[BEGIN Excerpted records]

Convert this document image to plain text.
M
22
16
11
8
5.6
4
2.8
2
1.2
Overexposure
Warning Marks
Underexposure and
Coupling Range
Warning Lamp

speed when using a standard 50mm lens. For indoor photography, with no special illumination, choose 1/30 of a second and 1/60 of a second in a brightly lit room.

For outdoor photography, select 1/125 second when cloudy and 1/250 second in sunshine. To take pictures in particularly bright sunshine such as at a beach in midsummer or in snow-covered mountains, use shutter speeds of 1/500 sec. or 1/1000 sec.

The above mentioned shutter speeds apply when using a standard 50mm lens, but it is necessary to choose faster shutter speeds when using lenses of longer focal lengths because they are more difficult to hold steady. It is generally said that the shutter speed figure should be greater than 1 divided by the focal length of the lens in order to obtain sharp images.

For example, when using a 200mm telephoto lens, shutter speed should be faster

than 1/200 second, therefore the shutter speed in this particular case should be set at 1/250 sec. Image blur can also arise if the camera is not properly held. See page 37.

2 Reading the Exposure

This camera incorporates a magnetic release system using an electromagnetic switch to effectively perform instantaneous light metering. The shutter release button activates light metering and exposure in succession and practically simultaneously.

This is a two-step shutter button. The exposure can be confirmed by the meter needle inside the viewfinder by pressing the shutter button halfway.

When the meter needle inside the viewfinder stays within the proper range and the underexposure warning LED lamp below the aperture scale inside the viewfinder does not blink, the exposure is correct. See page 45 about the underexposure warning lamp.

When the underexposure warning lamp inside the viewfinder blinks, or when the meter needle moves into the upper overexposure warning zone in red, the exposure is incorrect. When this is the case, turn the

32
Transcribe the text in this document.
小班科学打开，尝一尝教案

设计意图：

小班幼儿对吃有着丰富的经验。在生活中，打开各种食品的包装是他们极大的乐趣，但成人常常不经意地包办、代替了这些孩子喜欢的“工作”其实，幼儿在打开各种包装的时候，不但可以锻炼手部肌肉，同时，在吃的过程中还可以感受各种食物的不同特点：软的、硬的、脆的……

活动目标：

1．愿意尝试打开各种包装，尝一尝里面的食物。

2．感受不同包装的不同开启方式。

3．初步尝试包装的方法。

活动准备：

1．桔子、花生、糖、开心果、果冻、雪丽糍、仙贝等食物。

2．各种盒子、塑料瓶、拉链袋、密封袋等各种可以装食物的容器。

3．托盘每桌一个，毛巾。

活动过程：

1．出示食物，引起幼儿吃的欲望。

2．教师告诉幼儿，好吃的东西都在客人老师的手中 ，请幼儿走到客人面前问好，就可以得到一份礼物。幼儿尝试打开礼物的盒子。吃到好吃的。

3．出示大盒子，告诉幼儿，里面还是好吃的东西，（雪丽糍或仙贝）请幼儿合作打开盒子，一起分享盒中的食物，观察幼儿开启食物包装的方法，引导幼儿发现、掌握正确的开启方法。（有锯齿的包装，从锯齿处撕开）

[END Excerpted records]

== Challenge ==
Each entry above is to be printed again exactly.

== Response to this exercise ==
Convert this document image to plain text.
M
22
16
11
8
5.6
4
2.8
2
1.2
Overexposure
Warning Marks
Underexposure and
Coupling Range
Warning Lamp

speed when using a standard 50mm lens. For indoor photography, with no special illumination, choose 1/30 of a second and 1/60 of a second in a brightly lit room.

For outdoor photography, select 1/125 second when cloudy and 1/250 second in sunshine. To take pictures in particularly bright sunshine such as at a beach in midsummer or in snow-covered mountains, use shutter speeds of 1/500 sec. or 1/1000 sec.

The above mentioned shutter speeds apply when using a standard 50mm lens, but it is necessary to choose faster shutter speeds when using lenses of longer focal lengths because they are more difficult to hold steady. It is generally said that the shutter speed figure should be greater than 1 divided by the focal length of the lens in order to obtain sharp images.

For example, when using a 200mm telephoto lens, shutter speed should be faster

than 1/200 second, therefore the shutter speed in this particular case should be set at 1/250 sec. Image blur can also arise if the camera is not properly held. See page 37.

2 Reading the Exposure

This camera incorporates a magnetic release system using an electromagnetic switch to effectively perform instantaneous light metering. The shutter release button activates light metering and exposure in succession and practically simultaneously.

This is a two-step shutter button. The exposure can be confirmed by the meter needle inside the viewfinder by pressing the shutter button halfway.

When the meter needle inside the viewfinder stays within the proper range and the underexposure warning LED lamp below the aperture scale inside the viewfinder does not blink, the exposure is correct. See page 45 about the underexposure warning lamp.

When the underexposure warning lamp inside the viewfinder blinks, or when the meter needle moves into the upper overexposure warning zone in red, the exposure is incorrect. When this is the case, turn the

32
Transcribe the text in this document.
小班科学打开，尝一尝教案

设计意图：

小班幼儿对吃有着丰富的经验。在生活中，打开各种食品的包装是他们极大的乐趣，但成人常常不经意地包办、代替了这些孩子喜欢的“工作”其实，幼儿在打开各种包装的时候，不但可以锻炼手部肌肉，同时，在吃的过程中还可以感受各种食物的不同特点：软的、硬的、脆的……

活动目标：

1．愿意尝试打开各种包装，尝一尝里面的食物。

2．感受不同包装的不同开启方式。

3．初步尝试包装的方法。

活动准备：

1．桔子、花生、糖、开心果、果冻、雪丽糍、仙贝等食物。

2．各种盒子、塑料瓶、拉链袋、密封袋等各种可以装食物的容器。

3．托盘每桌一个，毛巾。

活动过程：

1．出示食物，引起幼儿吃的欲望。

2．教师告诉幼儿，好吃的东西都在客人老师的手中 ，请幼儿走到客人面前问好，就可以得到一份礼物。幼儿尝试打开礼物的盒子。吃到好吃的。

3．出示大盒子，告诉幼儿，里面还是好吃的东西，（雪丽糍或仙贝）请幼儿合作打开盒子，一起分享盒中的食物，观察幼儿开启食物包装的方法，引导幼儿发现、掌握正确的开启方法。（有锯齿的包装，从锯齿处撕开）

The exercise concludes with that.